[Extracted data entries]
= = =

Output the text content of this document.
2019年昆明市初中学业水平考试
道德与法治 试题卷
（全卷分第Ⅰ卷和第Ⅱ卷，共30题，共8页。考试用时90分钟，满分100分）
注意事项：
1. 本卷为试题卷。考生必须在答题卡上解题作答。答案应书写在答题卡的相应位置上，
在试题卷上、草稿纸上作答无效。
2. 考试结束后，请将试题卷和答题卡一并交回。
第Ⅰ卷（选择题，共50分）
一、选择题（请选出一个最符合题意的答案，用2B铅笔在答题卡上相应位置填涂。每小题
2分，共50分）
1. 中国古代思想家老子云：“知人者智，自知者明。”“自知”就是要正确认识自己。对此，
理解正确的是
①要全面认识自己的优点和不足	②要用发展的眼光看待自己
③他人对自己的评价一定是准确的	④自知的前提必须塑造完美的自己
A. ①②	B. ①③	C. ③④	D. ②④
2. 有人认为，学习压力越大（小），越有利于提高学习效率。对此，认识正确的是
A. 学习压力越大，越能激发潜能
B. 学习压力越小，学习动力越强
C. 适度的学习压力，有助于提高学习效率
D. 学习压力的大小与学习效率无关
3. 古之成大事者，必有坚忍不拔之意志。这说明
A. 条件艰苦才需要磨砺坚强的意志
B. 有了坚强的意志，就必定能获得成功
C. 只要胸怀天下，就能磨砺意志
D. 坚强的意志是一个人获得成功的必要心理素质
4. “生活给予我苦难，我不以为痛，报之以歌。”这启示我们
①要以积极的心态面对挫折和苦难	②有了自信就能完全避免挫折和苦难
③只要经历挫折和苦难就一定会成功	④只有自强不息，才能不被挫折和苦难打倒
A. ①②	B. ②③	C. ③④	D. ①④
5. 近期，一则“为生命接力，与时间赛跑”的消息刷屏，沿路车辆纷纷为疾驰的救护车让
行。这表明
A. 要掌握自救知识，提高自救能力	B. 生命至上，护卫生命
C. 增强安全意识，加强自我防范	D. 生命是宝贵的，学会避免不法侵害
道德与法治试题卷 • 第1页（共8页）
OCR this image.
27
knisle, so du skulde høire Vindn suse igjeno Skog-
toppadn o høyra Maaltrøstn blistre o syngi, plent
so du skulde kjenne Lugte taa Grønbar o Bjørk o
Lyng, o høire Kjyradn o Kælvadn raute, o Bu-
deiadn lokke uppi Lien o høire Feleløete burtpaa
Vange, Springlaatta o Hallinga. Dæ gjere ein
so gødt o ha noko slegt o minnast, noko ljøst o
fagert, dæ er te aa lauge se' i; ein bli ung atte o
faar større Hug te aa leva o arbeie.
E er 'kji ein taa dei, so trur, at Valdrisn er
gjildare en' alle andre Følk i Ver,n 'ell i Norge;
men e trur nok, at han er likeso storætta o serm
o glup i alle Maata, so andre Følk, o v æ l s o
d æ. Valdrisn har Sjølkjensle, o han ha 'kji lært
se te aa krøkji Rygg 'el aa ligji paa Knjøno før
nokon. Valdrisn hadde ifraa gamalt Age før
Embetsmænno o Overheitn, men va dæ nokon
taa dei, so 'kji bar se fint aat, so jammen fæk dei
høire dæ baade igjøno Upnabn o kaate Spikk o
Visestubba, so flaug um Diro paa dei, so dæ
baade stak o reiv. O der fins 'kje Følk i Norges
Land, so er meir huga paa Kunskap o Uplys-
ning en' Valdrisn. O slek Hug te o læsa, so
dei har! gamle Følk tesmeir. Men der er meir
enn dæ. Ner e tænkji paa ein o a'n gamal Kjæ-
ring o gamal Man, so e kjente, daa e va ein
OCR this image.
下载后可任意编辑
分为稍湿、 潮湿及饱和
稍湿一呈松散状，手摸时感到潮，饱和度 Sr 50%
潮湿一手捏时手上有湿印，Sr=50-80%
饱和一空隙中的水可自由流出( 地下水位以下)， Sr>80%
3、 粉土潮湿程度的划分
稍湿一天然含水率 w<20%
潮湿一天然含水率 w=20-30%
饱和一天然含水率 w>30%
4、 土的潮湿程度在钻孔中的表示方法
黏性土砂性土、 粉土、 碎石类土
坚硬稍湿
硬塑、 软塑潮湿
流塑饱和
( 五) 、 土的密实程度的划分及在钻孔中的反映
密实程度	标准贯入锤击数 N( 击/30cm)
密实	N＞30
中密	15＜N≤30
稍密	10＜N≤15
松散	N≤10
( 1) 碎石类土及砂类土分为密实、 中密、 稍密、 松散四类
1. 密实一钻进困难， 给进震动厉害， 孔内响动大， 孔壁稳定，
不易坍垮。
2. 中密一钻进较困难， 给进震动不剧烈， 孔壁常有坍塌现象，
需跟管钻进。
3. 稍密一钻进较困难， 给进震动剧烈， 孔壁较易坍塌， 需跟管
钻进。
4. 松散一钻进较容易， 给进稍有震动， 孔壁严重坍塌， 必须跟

= = =

Write out each line of the data above again, exactly as given.

• **RESULT**
Output the text content of this document.
2019年昆明市初中学业水平考试
道德与法治 试题卷
（全卷分第Ⅰ卷和第Ⅱ卷，共30题，共8页。考试用时90分钟，满分100分）
注意事项：
1. 本卷为试题卷。考生必须在答题卡上解题作答。答案应书写在答题卡的相应位置上，
在试题卷上、草稿纸上作答无效。
2. 考试结束后，请将试题卷和答题卡一并交回。
第Ⅰ卷（选择题，共50分）
一、选择题（请选出一个最符合题意的答案，用2B铅笔在答题卡上相应位置填涂。每小题
2分，共50分）
1. 中国古代思想家老子云：“知人者智，自知者明。”“自知”就是要正确认识自己。对此，
理解正确的是
①要全面认识自己的优点和不足	②要用发展的眼光看待自己
③他人对自己的评价一定是准确的	④自知的前提必须塑造完美的自己
A. ①②	B. ①③	C. ③④	D. ②④
2. 有人认为，学习压力越大（小），越有利于提高学习效率。对此，认识正确的是
A. 学习压力越大，越能激发潜能
B. 学习压力越小，学习动力越强
C. 适度的学习压力，有助于提高学习效率
D. 学习压力的大小与学习效率无关
3. 古之成大事者，必有坚忍不拔之意志。这说明
A. 条件艰苦才需要磨砺坚强的意志
B. 有了坚强的意志，就必定能获得成功
C. 只要胸怀天下，就能磨砺意志
D. 坚强的意志是一个人获得成功的必要心理素质
4. “生活给予我苦难，我不以为痛，报之以歌。”这启示我们
①要以积极的心态面对挫折和苦难	②有了自信就能完全避免挫折和苦难
③只要经历挫折和苦难就一定会成功	④只有自强不息，才能不被挫折和苦难打倒
A. ①②	B. ②③	C. ③④	D. ①④
5. 近期，一则“为生命接力，与时间赛跑”的消息刷屏，沿路车辆纷纷为疾驰的救护车让
行。这表明
A. 要掌握自救知识，提高自救能力	B. 生命至上，护卫生命
C. 增强安全意识，加强自我防范	D. 生命是宝贵的，学会避免不法侵害
道德与法治试题卷 • 第1页（共8页）
OCR this image.
27
knisle, so du skulde høire Vindn suse igjeno Skog-
toppadn o høyra Maaltrøstn blistre o syngi, plent
so du skulde kjenne Lugte taa Grønbar o Bjørk o
Lyng, o høire Kjyradn o Kælvadn raute, o Bu-
deiadn lokke uppi Lien o høire Feleløete burtpaa
Vange, Springlaatta o Hallinga. Dæ gjere ein
so gødt o ha noko slegt o minnast, noko ljøst o
fagert, dæ er te aa lauge se' i; ein bli ung atte o
faar større Hug te aa leva o arbeie.
E er 'kji ein taa dei, so trur, at Valdrisn er
gjildare en' alle andre Følk i Ver,n 'ell i Norge;
men e trur nok, at han er likeso storætta o serm
o glup i alle Maata, so andre Følk, o v æ l s o
d æ. Valdrisn har Sjølkjensle, o han ha 'kji lært
se te aa krøkji Rygg 'el aa ligji paa Knjøno før
nokon. Valdrisn hadde ifraa gamalt Age før
Embetsmænno o Overheitn, men va dæ nokon
taa dei, so 'kji bar se fint aat, so jammen fæk dei
høire dæ baade igjøno Upnabn o kaate Spikk o
Visestubba, so flaug um Diro paa dei, so dæ
baade stak o reiv. O der fins 'kje Følk i Norges
Land, so er meir huga paa Kunskap o Uplys-
ning en' Valdrisn. O slek Hug te o læsa, so
dei har! gamle Følk tesmeir. Men der er meir
enn dæ. Ner e tænkji paa ein o a'n gamal Kjæ-
ring o gamal Man, so e kjente, daa e va ein
OCR this image.
下载后可任意编辑
分为稍湿、 潮湿及饱和
稍湿一呈松散状，手摸时感到潮，饱和度 Sr 50%
潮湿一手捏时手上有湿印，Sr=50-80%
饱和一空隙中的水可自由流出( 地下水位以下)， Sr>80%
3、 粉土潮湿程度的划分
稍湿一天然含水率 w<20%
潮湿一天然含水率 w=20-30%
饱和一天然含水率 w>30%
4、 土的潮湿程度在钻孔中的表示方法
黏性土砂性土、 粉土、 碎石类土
坚硬稍湿
硬塑、 软塑潮湿
流塑饱和
( 五) 、 土的密实程度的划分及在钻孔中的反映
密实程度	标准贯入锤击数 N( 击/30cm)
密实	N＞30
中密	15＜N≤30
稍密	10＜N≤15
松散	N≤10
( 1) 碎石类土及砂类土分为密实、 中密、 稍密、 松散四类
1. 密实一钻进困难， 给进震动厉害， 孔内响动大， 孔壁稳定，
不易坍垮。
2. 中密一钻进较困难， 给进震动不剧烈， 孔壁常有坍塌现象，
需跟管钻进。
3. 稍密一钻进较困难， 给进震动剧烈， 孔壁较易坍塌， 需跟管
钻进。
4. 松散一钻进较容易， 给进稍有震动， 孔壁严重坍塌， 必须跟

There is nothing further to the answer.